• _TAREAS DEL EJERCICIO_:
1. Imprime sin cambios el fragmento de la nota sobre el príncipe Andrés que empieza con las palabras que contienen "FRANCIA-. Un video" y termina con "en tendencia global.".
2. Continúa la nota sobre el príncipe Andrés a partir de la última oración que aparece.

• _TEXTO DE LECTURA_:
-=-=-

En tiempos donde una imagen viaja más rápido que cualquier comunicado oficial, la figura del exduque vuelve al centro de la conversación global: no desde el protocolo, sino desde el lente implacable de la opinión pública.

Activistas colocan imagen del príncipe Andrés saliendo de una comisaría en el Museo del Louvre

FRANCIA-. Un video y una serie de imágenes difundidas en redes sociales reactivaron el debate en torno al exduque de York, luego de que se viralizara la escena de su salida de una comisaría, escoltado y con semblante visiblemente desencajado.

El material, que comenzó a circular el 21 de febrero, muestra a Andrés dentro de un automóvil, con la mirada amplia y gesto tenso tras abandonar las instalaciones policiales. La imagen no tardó en convertirse en tendencia global.

La controversia no surge en el vacío. Desde 2019, el nombre del hijo de la reina Isabel II quedó vinculado al caso del financiero estadounidense Jeffrey Epstein, acusado de tráfico sexual de menores.

-=-=-

• _DATOS MOSTRADOS_:
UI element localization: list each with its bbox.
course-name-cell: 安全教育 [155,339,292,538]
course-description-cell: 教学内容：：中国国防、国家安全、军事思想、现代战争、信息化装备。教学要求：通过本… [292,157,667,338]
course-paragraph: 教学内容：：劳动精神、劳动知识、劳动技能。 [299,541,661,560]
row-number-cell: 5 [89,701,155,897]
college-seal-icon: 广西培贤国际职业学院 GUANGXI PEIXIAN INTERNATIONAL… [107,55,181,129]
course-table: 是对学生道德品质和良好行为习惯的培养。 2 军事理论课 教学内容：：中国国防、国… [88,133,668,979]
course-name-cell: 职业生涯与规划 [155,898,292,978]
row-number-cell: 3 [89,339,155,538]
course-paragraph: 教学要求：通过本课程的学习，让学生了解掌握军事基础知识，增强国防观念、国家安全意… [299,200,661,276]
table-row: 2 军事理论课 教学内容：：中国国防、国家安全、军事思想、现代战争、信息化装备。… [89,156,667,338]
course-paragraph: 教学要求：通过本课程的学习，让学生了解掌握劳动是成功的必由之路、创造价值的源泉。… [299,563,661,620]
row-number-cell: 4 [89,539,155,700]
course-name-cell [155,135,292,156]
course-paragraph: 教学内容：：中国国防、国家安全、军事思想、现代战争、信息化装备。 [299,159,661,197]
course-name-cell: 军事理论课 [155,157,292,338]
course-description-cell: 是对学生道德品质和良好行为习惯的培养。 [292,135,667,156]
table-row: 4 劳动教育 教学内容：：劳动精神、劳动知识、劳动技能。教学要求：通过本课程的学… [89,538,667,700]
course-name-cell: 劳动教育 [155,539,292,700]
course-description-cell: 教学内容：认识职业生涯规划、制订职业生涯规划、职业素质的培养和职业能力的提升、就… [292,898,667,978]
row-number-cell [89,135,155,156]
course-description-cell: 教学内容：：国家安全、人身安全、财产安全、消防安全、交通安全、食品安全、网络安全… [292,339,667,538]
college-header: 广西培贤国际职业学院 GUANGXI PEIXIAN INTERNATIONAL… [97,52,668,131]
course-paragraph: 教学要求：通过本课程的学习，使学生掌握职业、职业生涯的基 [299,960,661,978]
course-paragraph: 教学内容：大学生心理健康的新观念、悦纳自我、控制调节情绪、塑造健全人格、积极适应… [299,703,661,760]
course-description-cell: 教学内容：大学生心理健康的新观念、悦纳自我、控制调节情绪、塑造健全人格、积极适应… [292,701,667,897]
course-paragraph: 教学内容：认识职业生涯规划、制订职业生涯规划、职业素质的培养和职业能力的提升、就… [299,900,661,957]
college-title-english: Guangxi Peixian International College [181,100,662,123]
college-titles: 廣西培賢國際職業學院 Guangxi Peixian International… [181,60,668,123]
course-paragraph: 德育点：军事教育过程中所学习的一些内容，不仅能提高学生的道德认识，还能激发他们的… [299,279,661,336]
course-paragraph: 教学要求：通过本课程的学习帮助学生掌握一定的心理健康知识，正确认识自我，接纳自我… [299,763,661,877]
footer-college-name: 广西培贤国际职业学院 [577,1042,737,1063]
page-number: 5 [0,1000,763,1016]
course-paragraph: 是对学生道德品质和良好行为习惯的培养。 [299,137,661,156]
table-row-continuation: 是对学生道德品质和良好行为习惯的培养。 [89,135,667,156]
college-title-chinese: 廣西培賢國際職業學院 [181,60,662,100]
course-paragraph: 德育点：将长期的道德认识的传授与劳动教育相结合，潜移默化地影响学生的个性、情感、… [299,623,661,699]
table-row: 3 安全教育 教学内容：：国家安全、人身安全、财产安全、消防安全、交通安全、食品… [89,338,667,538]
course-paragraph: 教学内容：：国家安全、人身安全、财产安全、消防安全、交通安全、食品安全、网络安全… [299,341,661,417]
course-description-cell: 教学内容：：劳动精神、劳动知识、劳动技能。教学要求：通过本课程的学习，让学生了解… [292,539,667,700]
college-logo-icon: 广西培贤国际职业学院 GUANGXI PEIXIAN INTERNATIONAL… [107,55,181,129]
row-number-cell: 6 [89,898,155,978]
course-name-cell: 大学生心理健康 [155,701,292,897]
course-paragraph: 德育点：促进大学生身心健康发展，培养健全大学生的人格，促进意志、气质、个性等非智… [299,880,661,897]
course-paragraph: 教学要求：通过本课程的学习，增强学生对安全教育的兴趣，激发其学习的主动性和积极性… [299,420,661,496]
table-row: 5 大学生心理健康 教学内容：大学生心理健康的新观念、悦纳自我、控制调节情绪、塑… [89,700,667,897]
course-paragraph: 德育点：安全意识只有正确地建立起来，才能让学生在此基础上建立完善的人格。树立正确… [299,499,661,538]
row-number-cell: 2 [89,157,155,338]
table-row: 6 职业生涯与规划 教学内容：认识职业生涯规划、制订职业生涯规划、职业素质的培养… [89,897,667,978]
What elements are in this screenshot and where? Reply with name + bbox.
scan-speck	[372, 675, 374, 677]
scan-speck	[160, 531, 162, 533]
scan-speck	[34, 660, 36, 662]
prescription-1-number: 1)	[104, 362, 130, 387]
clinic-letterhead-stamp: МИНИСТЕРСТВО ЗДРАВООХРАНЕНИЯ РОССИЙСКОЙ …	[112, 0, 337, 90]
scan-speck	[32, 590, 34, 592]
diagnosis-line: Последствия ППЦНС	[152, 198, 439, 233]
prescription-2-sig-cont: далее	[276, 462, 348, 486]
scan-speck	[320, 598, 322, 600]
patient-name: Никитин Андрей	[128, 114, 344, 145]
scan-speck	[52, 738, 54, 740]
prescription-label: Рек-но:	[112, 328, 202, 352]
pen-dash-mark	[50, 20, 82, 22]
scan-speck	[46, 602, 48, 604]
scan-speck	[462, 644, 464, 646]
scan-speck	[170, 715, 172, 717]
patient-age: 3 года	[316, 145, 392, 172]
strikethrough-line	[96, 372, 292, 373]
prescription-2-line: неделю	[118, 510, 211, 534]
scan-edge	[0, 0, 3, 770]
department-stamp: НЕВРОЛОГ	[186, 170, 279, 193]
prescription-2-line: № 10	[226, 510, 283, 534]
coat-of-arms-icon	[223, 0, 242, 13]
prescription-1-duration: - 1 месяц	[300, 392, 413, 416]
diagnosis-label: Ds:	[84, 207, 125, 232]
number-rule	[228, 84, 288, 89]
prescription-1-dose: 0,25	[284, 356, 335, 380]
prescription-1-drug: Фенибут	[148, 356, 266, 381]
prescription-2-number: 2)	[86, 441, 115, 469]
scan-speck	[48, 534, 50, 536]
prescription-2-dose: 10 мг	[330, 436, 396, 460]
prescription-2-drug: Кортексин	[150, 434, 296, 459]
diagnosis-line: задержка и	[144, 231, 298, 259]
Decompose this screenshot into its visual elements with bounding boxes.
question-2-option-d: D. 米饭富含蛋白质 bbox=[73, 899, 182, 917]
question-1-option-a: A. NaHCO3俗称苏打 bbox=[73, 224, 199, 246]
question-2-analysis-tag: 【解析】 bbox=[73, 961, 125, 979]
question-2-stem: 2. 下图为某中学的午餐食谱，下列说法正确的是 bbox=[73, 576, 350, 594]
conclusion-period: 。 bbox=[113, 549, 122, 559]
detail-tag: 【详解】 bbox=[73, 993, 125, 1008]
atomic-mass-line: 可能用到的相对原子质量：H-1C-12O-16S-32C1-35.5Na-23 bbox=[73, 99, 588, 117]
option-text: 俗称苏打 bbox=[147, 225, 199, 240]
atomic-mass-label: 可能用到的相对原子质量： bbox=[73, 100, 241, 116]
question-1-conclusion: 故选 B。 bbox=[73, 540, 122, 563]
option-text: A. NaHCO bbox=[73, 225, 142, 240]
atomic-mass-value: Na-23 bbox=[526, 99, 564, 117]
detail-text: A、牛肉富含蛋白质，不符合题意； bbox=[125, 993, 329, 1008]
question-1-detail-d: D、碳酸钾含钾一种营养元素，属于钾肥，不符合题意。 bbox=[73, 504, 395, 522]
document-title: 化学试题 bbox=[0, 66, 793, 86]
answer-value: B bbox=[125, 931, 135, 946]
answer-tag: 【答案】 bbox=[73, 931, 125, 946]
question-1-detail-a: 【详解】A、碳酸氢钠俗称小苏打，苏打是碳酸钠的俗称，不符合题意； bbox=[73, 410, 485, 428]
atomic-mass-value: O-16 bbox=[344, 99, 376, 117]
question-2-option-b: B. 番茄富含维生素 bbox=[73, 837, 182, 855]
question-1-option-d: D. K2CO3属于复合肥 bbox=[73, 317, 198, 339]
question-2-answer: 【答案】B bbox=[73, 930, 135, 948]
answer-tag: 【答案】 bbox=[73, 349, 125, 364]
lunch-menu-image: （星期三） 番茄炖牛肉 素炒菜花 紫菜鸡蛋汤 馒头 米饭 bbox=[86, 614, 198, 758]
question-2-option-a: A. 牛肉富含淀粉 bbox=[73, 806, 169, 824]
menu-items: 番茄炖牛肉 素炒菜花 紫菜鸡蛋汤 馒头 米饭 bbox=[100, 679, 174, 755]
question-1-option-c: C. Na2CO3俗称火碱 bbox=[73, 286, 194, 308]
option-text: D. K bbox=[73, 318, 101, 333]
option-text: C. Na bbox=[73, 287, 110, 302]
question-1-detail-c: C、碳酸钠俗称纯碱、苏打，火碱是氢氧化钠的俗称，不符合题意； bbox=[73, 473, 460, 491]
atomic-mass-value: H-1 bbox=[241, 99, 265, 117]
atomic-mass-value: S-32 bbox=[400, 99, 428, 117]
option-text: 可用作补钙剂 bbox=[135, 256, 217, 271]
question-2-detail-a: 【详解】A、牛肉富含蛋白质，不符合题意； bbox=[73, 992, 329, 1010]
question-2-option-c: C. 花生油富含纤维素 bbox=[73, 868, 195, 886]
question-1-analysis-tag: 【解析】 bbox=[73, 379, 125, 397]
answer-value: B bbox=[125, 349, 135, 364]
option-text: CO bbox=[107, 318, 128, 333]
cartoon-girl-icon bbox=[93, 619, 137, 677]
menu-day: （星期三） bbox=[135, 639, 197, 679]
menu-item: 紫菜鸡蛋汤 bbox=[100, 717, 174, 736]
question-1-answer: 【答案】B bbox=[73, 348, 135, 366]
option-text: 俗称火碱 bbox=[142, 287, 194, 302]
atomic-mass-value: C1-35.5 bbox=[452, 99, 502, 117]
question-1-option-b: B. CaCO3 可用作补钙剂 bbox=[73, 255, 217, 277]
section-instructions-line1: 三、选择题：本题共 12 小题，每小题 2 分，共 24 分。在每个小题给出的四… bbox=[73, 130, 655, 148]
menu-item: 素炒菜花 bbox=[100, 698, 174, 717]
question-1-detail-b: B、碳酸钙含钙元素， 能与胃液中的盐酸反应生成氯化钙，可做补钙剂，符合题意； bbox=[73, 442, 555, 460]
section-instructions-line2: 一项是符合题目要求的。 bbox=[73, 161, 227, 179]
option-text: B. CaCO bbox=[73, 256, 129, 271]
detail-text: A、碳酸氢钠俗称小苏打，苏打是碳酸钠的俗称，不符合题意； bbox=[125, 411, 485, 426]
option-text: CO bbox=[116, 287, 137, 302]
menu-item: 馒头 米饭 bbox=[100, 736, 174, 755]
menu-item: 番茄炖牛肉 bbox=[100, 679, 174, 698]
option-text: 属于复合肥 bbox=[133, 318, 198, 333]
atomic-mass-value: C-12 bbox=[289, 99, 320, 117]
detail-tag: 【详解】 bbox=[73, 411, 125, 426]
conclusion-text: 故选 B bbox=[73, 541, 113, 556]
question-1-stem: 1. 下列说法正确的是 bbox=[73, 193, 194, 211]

-=-=-

• _RESPUESTAS DADAS_:
1.
FRANCIA-. Un video y una serie de imágenes difundidas en redes sociales reactivaron el debate en torno al exduque de York, luego de que se viralizara la escena de su salida de una comisaría, escoltado y con semblante visiblemente desencajado.

El material, que comenzó a circular el 21 de febrero, muestra a Andrés dentro de un automóvil, con la mirada amplia y gesto tenso tras abandonar las instalaciones policiales. La imagen no tardó en convertirse en tendencia global.

2.
En 2022, Andrew alcanzó un acuerdo extrajudicial en la demanda civil interpuesta por Virginia Giuffre, sin admitir responsabilidad legal. Desde entonces, fue apartado de funciones oficiales y perdió sus títulos militares honoríficos.

Un episodio sin precedentes en la narrativa real

La difusión de las imágenes fue acompañada por versiones que señalaron una detención formal, lo que habría marcado un hecho inédito en la historia contemporánea de la monarquía británica.

El antecedente más extremo dentro de la realeza inglesa sigue siendo la ejecución de Carlos I de Inglaterra en 1649, tras la Guerra Civil.

Aunque la Familia Real ha enfrentado crisis públicas, ningún miembro de alto rango había sido expuesto mediáticamente bajo una narrativa de arresto en tiempos recientes.

El impacto visual fue inmediato.

“La fotografía habla por sí sola”, comentaron usuarios en X.

“Es la caída de un intocable”, escribieron otros.

Pero la historia no terminó ahí.

Este domingo, activistas del colectivo británico Everyone Hates Elon colocaron una reproducción de la imagen en el interior del Museo del Louvre, en París.

La intervención convirtió el retrato del expríncipe en una pieza simbólica de protesta, trasladando el debate digital al terreno cultural.

La acción, aunque efímera, reforzó el carácter icónico de la fotografía: un miembro de la realeza captado en un momento de vulnerabilidad, amplificado por la era de la hiperconectividad.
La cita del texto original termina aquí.